### [TASK DETAILS]
Please copy each line of the records below that holds the word "ylabel".

(Data entries for graphics)

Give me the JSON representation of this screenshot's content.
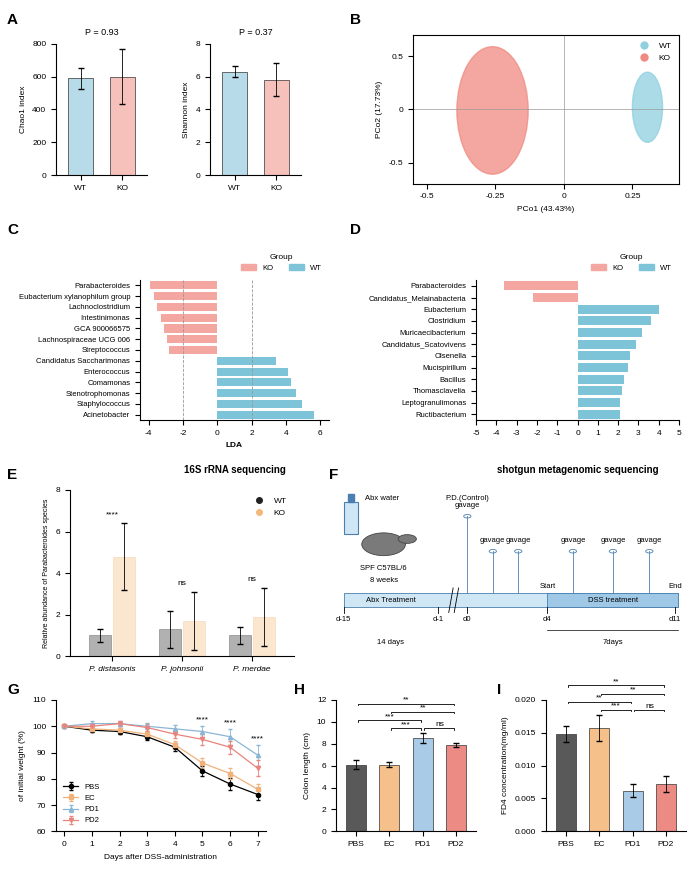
{
  "panel_labels": [
    "A",
    "B",
    "C",
    "D",
    "E",
    "F",
    "G",
    "H",
    "I"
  ],
  "chart_data": [
    {
      "type": "bar",
      "title": "P = 0.93",
      "ylabel": "Chao1 index",
      "categories": [
        "WT",
        "KO"
      ],
      "values": [
        590,
        600
      ],
      "errors": [
        65,
        170
      ],
      "colors": [
        "#b7dbe8",
        "#f6c1bb"
      ],
      "ylim": [
        0,
        800
      ],
      "yticks": [
        0,
        200,
        400,
        600,
        800
      ]
    },
    {
      "type": "bar",
      "title": "P = 0.37",
      "ylabel": "Shannon index",
      "categories": [
        "WT",
        "KO"
      ],
      "values": [
        6.3,
        5.8
      ],
      "errors": [
        0.35,
        1.0
      ],
      "colors": [
        "#b7dbe8",
        "#f6c1bb"
      ],
      "ylim": [
        0,
        8
      ],
      "yticks": [
        0,
        2,
        4,
        6,
        8
      ]
    },
    {
      "type": "ellipse",
      "xlabel": "PCo1 (43.43%)",
      "ylabel": "PCo2 (17.73%)",
      "series": [
        {
          "name": "WT",
          "color": "#8ecfe0",
          "center": [
            0.305,
            0.02
          ],
          "width": 0.11,
          "height": 0.66
        },
        {
          "name": "KO",
          "color": "#f08a80",
          "center": [
            -0.26,
            -0.01
          ],
          "width": 0.26,
          "height": 1.2
        }
      ],
      "xlim": [
        -0.55,
        0.42
      ],
      "ylim": [
        -0.7,
        0.7
      ],
      "xticks": [
        -0.5,
        -0.25,
        0,
        0.25
      ],
      "yticks": [
        -0.5,
        0,
        0.5
      ],
      "legend": "upper right"
    },
    {
      "type": "bar",
      "orientation": "horizontal",
      "xlabel": "LDA",
      "caption": "16S rRNA sequencing",
      "legend_title": "Group",
      "legend": "upper right",
      "categories": [
        "Parabacteroides",
        "Eubacterium xylanophilum group",
        "Lachnoclostridium",
        "Intestinimonas",
        "GCA 900066575",
        "Lachnospiraceae UCG 006",
        "Streptococcus",
        "Candidatus Saccharimonas",
        "Enterococcus",
        "Comamonas",
        "Stenotrophomonas",
        "Staphylococcus",
        "Acinetobacter"
      ],
      "series": [
        {
          "name": "KO",
          "color": "#f4a6a0",
          "values": [
            -3.9,
            -3.7,
            -3.5,
            -3.3,
            -3.1,
            -2.9,
            -2.8,
            null,
            null,
            null,
            null,
            null,
            null
          ]
        },
        {
          "name": "WT",
          "color": "#7ec4d8",
          "values": [
            null,
            null,
            null,
            null,
            null,
            null,
            null,
            3.4,
            4.1,
            4.3,
            4.6,
            4.9,
            5.6
          ]
        }
      ],
      "thresholds": [
        -2,
        2
      ],
      "xlim": [
        -4.5,
        6.5
      ],
      "xticks": [
        -4,
        -2,
        0,
        2,
        4,
        6
      ]
    },
    {
      "type": "bar",
      "orientation": "horizontal",
      "caption": "shotgun metagenomic sequencing",
      "legend_title": "Group",
      "legend": "upper right",
      "categories": [
        "Parabacteroides",
        "Candidatus_Melainabacteria",
        "Eubacterium",
        "Clostridium",
        "Muricaecibacterium",
        "Candidatus_Scatovivens",
        "Olsenella",
        "Mucispirillum",
        "Bacillus",
        "Thomasclavelia",
        "Leptogranulimonas",
        "Ructibacterium"
      ],
      "series": [
        {
          "name": "KO",
          "color": "#f4a6a0",
          "values": [
            -3.6,
            -2.2,
            null,
            null,
            null,
            null,
            null,
            null,
            null,
            null,
            null,
            null
          ]
        },
        {
          "name": "WT",
          "color": "#7ec4d8",
          "values": [
            null,
            null,
            4.0,
            3.6,
            3.2,
            2.9,
            2.6,
            2.5,
            2.3,
            2.2,
            2.1,
            2.1
          ]
        }
      ],
      "xlim": [
        -5,
        5
      ],
      "xticks": [
        -5,
        -4,
        -3,
        -2,
        -1,
        0,
        1,
        2,
        3,
        4,
        5
      ]
    },
    {
      "type": "grouped_bar",
      "ylabel": "Relative abundance of Parabacteroides species",
      "categories": [
        "P. distasonis",
        "P. johnsonii",
        "P. merdae"
      ],
      "series": [
        {
          "name": "WT",
          "color": "#222222",
          "values": [
            1.0,
            1.3,
            1.0
          ],
          "errors": [
            0.3,
            0.9,
            0.4
          ]
        },
        {
          "name": "KO",
          "color": "#f5b87a",
          "values": [
            4.8,
            1.7,
            1.9
          ],
          "errors": [
            1.6,
            1.4,
            1.4
          ]
        }
      ],
      "significance": [
        "****",
        "ns",
        "ns"
      ],
      "ylim": [
        0,
        8
      ],
      "yticks": [
        0,
        2,
        4,
        6,
        8
      ],
      "legend": "upper right"
    },
    {
      "type": "line",
      "xlabel": "Days after DSS-administration",
      "ylabel": "of initial weight (%)",
      "x": [
        0,
        1,
        2,
        3,
        4,
        5,
        6,
        7
      ],
      "series": [
        {
          "name": "PBS",
          "color": "#000000",
          "marker": "circle",
          "line_style": "solid",
          "values": [
            100,
            98.5,
            98,
            96,
            92,
            83,
            78,
            74
          ],
          "errors": [
            0,
            0.8,
            1,
            1.2,
            1.5,
            1.8,
            2.2,
            2
          ]
        },
        {
          "name": "EC",
          "color": "#f0b27a",
          "marker": "square",
          "line_style": "solid",
          "values": [
            100,
            99,
            98.5,
            97,
            93,
            86,
            82,
            76
          ],
          "errors": [
            0,
            0.8,
            1,
            1.2,
            1.5,
            1.8,
            2.2,
            2
          ]
        },
        {
          "name": "PD1",
          "color": "#8ab6d6",
          "marker": "triangle_up",
          "line_style": "solid",
          "values": [
            100,
            101,
            101,
            100,
            99,
            98,
            96,
            89
          ],
          "errors": [
            0,
            1,
            1,
            1.2,
            1.5,
            2,
            3,
            4
          ]
        },
        {
          "name": "PD2",
          "color": "#e8847c",
          "marker": "triangle_down",
          "line_style": "solid",
          "values": [
            100,
            100,
            101,
            99.5,
            97,
            95,
            92,
            84
          ],
          "errors": [
            0,
            1,
            1,
            1.2,
            1.5,
            2,
            2.5,
            3
          ]
        }
      ],
      "annotations": [
        {
          "x": 5,
          "label": "****"
        },
        {
          "x": 6,
          "label": "****"
        },
        {
          "x": 7,
          "label": "****"
        }
      ],
      "xlim": [
        -0.3,
        7.3
      ],
      "xticks": [
        0,
        1,
        2,
        3,
        4,
        5,
        6,
        7
      ],
      "ylim": [
        60,
        110
      ],
      "yticks": [
        60,
        70,
        80,
        90,
        100,
        110
      ],
      "legend": "lower left"
    },
    {
      "type": "bar",
      "ylabel": "Colon length (cm)",
      "categories": [
        "PBS",
        "EC",
        "PD1",
        "PD2"
      ],
      "values": [
        6.1,
        6.1,
        8.5,
        7.9
      ],
      "errors": [
        0.4,
        0.25,
        0.45,
        0.2
      ],
      "colors": [
        "#595959",
        "#f6c08a",
        "#a9cbe8",
        "#ec8a84"
      ],
      "ylim": [
        0,
        12
      ],
      "yticks": [
        0,
        2,
        4,
        6,
        8,
        10,
        12
      ],
      "significance": [
        {
          "between": [
            "EC",
            "PD1"
          ],
          "label": "***"
        },
        {
          "between": [
            "PD1",
            "PD2"
          ],
          "label": "ns"
        },
        {
          "between": [
            "PBS",
            "PD1"
          ],
          "label": "***"
        },
        {
          "between": [
            "EC",
            "PD2"
          ],
          "label": "**"
        },
        {
          "between": [
            "PBS",
            "PD2"
          ],
          "label": "**"
        }
      ]
    },
    {
      "type": "bar",
      "ylabel": "FD4 concentration(mg/ml)",
      "categories": [
        "PBS",
        "EC",
        "PD1",
        "PD2"
      ],
      "values": [
        0.0148,
        0.0157,
        0.0062,
        0.0072
      ],
      "errors": [
        0.0012,
        0.002,
        0.001,
        0.0012
      ],
      "colors": [
        "#595959",
        "#f6c08a",
        "#a9cbe8",
        "#ec8a84"
      ],
      "ylim": [
        0,
        0.02
      ],
      "yticks": [
        {
          "value": 0,
          "label": "0.000"
        },
        {
          "value": 0.005,
          "label": "0.005"
        },
        {
          "value": 0.01,
          "label": "0.010"
        },
        {
          "value": 0.015,
          "label": "0.015"
        },
        {
          "value": 0.02,
          "label": "0.020"
        }
      ],
      "significance": [
        {
          "between": [
            "EC",
            "PD1"
          ],
          "label": "***"
        },
        {
          "between": [
            "PD1",
            "PD2"
          ],
          "label": "ns"
        },
        {
          "between": [
            "PBS",
            "PD1"
          ],
          "label": "**"
        },
        {
          "between": [
            "EC",
            "PD2"
          ],
          "label": "**"
        },
        {
          "between": [
            "PBS",
            "PD2"
          ],
          "label": "**"
        }
      ]
    }
  ],
  "diagram": {
    "bottle_label": "Abx water",
    "mouse_label": "SPF C57BL/6",
    "age": "8 weeks",
    "gavages": [
      "P.D.(Control)\ngavage",
      "gavage",
      "gavage",
      "gavage",
      "gavage",
      "gavage"
    ],
    "phases": [
      {
        "label": "Abx Treatment",
        "duration": "14 days"
      },
      {
        "label": "DSS treatment",
        "duration": "7days"
      }
    ],
    "days": [
      "d-15",
      "d-1",
      "d0",
      "d4",
      "d11"
    ],
    "milestones": [
      "Start",
      "End"
    ]
  }
}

### [FINISHED TASK]
      "ylabel": "Chao1 index",
      "ylabel": "Shannon index",
      "ylabel": "PCo2 (17.73%)",
      "ylabel": "Relative abundance of Parabacteroides species",
      "ylabel": "of initial weight (%)",
      "ylabel": "Colon length (cm)",
      "ylabel": "FD4 concentration(mg/ml)",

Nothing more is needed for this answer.